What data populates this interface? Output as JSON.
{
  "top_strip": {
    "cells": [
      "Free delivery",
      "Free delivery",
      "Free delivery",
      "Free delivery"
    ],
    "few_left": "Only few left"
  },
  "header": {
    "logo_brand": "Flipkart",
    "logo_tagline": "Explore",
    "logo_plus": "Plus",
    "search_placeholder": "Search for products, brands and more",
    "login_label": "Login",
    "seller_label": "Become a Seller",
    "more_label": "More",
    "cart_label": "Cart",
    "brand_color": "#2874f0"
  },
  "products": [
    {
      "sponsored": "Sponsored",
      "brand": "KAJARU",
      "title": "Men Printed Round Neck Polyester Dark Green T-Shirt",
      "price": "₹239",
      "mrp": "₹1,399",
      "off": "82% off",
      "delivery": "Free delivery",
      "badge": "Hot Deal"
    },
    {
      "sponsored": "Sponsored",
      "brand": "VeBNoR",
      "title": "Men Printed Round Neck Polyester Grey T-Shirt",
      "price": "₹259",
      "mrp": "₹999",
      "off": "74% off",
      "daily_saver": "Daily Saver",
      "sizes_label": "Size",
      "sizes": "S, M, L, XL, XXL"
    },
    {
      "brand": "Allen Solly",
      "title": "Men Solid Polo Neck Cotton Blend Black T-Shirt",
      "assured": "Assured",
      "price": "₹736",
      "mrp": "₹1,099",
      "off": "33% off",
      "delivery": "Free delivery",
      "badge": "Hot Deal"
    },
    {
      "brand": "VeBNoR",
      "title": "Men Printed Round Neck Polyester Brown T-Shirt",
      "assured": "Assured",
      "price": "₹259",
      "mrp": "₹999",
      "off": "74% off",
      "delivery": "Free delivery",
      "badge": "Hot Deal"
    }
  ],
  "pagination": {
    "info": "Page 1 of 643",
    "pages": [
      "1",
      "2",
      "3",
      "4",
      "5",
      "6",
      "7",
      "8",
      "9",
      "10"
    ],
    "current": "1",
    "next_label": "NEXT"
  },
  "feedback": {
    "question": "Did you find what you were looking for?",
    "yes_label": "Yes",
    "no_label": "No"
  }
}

● The exercise
Copy all the records above exactly, missing none.

● Problem solution
What data populates this interface? Output as JSON.
{
  "top_strip": {
    "cells": [
      "Free delivery",
      "Free delivery",
      "Free delivery",
      "Free delivery"
    ],
    "few_left": "Only few left"
  },
  "header": {
    "logo_brand": "Flipkart",
    "logo_tagline": "Explore",
    "logo_plus": "Plus",
    "search_placeholder": "Search for products, brands and more",
    "login_label": "Login",
    "seller_label": "Become a Seller",
    "more_label": "More",
    "cart_label": "Cart",
    "brand_color": "#2874f0"
  },
  "products": [
    {
      "sponsored": "Sponsored",
      "brand": "KAJARU",
      "title": "Men Printed Round Neck Polyester Dark Green T-Shirt",
      "price": "₹239",
      "mrp": "₹1,399",
      "off": "82% off",
      "delivery": "Free delivery",
      "badge": "Hot Deal"
    },
    {
      "sponsored": "Sponsored",
      "brand": "VeBNoR",
      "title": "Men Printed Round Neck Polyester Grey T-Shirt",
      "price": "₹259",
      "mrp": "₹999",
      "off": "74% off",
      "daily_saver": "Daily Saver",
      "sizes_label": "Size",
      "sizes": "S, M, L, XL, XXL"
    },
    {
      "brand": "Allen Solly",
      "title": "Men Solid Polo Neck Cotton Blend Black T-Shirt",
      "assured": "Assured",
      "price": "₹736",
      "mrp": "₹1,099",
      "off": "33% off",
      "delivery": "Free delivery",
      "badge": "Hot Deal"
    },
    {
      "brand": "VeBNoR",
      "title": "Men Printed Round Neck Polyester Brown T-Shirt",
      "assured": "Assured",
      "price": "₹259",
      "mrp": "₹999",
      "off": "74% off",
      "delivery": "Free delivery",
      "badge": "Hot Deal"
    }
  ],
  "pagination": {
    "info": "Page 1 of 643",
    "pages": [
      "1",
      "2",
      "3",
      "4",
      "5",
      "6",
      "7",
      "8",
      "9",
      "10"
    ],
    "current": "1",
    "next_label": "NEXT"
  },
  "feedback": {
    "question": "Did you find what you were looking for?",
    "yes_label": "Yes",
    "no_label": "No"
  }
}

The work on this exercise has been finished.